[Saved entries]
##########
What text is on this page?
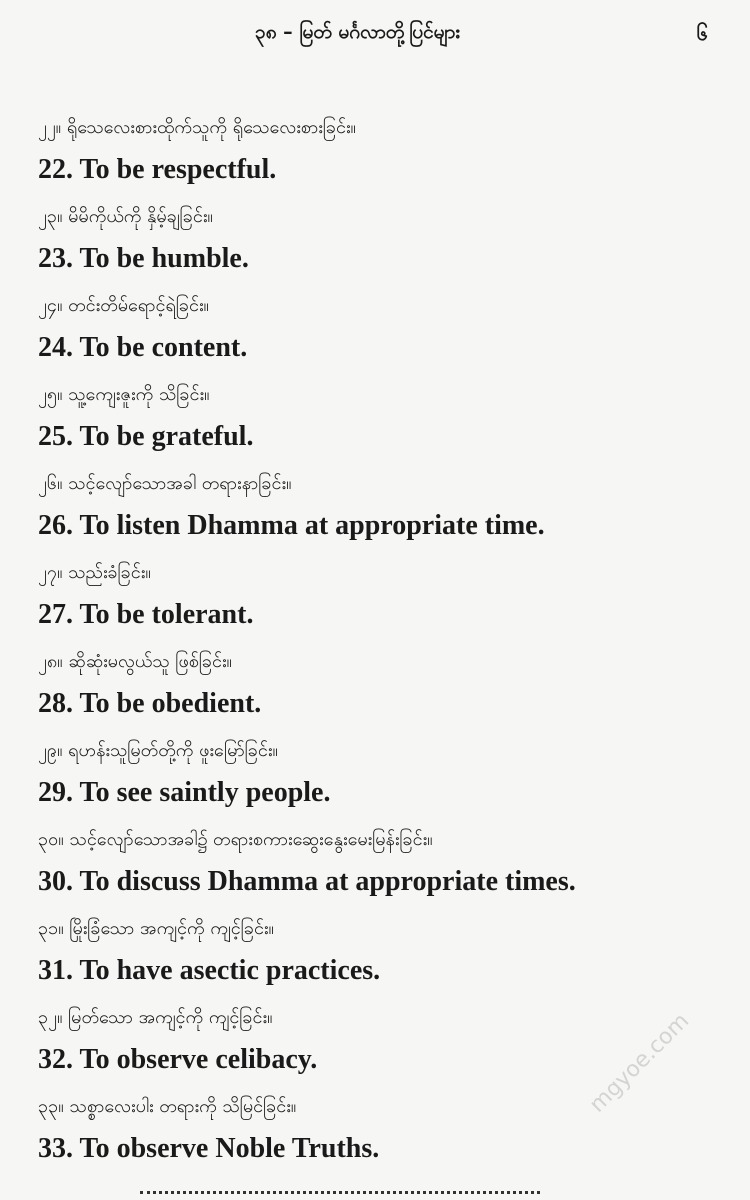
၃၈ – မြတ် မင်္ဂလာတို့ပြင်များ	၆
၂၂။ ရိုသေလေးစားထိုက်သူကို ရိုသေလေးစားခြင်း။
22. To be respectful.
၂၃။ မိမိကိုယ်ကို နှိမ့်ချခြင်း။
23. To be humble.
၂၄။ တင်းတိမ်ရောင့်ရဲခြင်း။
24. To be content.
၂၅။ သူ့ကျေးဇူးကို သိခြင်း။
25. To be grateful.
၂၆။ သင့်လျော်သောအခါ တရားနာခြင်း။
26. To listen Dhamma at appropriate time.
၂၇။ သည်းခံခြင်း။
27. To be tolerant.
၂၈။ ဆိုဆုံးမလွယ်သူ ဖြစ်ခြင်း။
28. To be obedient.
၂၉။ ရဟန်းသူမြတ်တို့ကို ဖူးမြော်ခြင်း။
29. To see saintly people.
၃၀။ သင့်လျော်သောအခါ၌ တရားစကားဆွေးနွေးမေးမြန်းခြင်း။
30. To discuss Dhamma at appropriate times.
၃၁။ မြိုးခြံသော အကျင့်ကို ကျင့်ခြင်း။
31. To have asectic practices.
၃၂။ မြတ်သော အကျင့်ကို ကျင့်ခြင်း။
32. To observe celibacy.
၃၃။ သစ္စာလေးပါး တရားကို သိမြင်ခြင်း။
33. To observe Noble Truths.
mgyoe.com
##########
Copy the material above in full and exactly, skipping pictures.

> _Answer in full_
What text is on this page?
၃၈ – မြတ် မင်္ဂလာတို့ပြင်များ	၆
၂၂။ ရိုသေလေးစားထိုက်သူကို ရိုသေလေးစားခြင်း။
22. To be respectful.
၂၃။ မိမိကိုယ်ကို နှိမ့်ချခြင်း။
23. To be humble.
၂၄။ တင်းတိမ်ရောင့်ရဲခြင်း။
24. To be content.
၂၅။ သူ့ကျေးဇူးကို သိခြင်း။
25. To be grateful.
၂၆။ သင့်လျော်သောအခါ တရားနာခြင်း။
26. To listen Dhamma at appropriate time.
၂၇။ သည်းခံခြင်း။
27. To be tolerant.
၂၈။ ဆိုဆုံးမလွယ်သူ ဖြစ်ခြင်း။
28. To be obedient.
၂၉။ ရဟန်းသူမြတ်တို့ကို ဖူးမြော်ခြင်း။
29. To see saintly people.
၃၀။ သင့်လျော်သောအခါ၌ တရားစကားဆွေးနွေးမေးမြန်းခြင်း။
30. To discuss Dhamma at appropriate times.
၃၁။ မြိုးခြံသော အကျင့်ကို ကျင့်ခြင်း။
31. To have asectic practices.
၃၂။ မြတ်သော အကျင့်ကို ကျင့်ခြင်း။
32. To observe celibacy.
၃၃။ သစ္စာလေးပါး တရားကို သိမြင်ခြင်း။
33. To observe Noble Truths.
mgyoe.com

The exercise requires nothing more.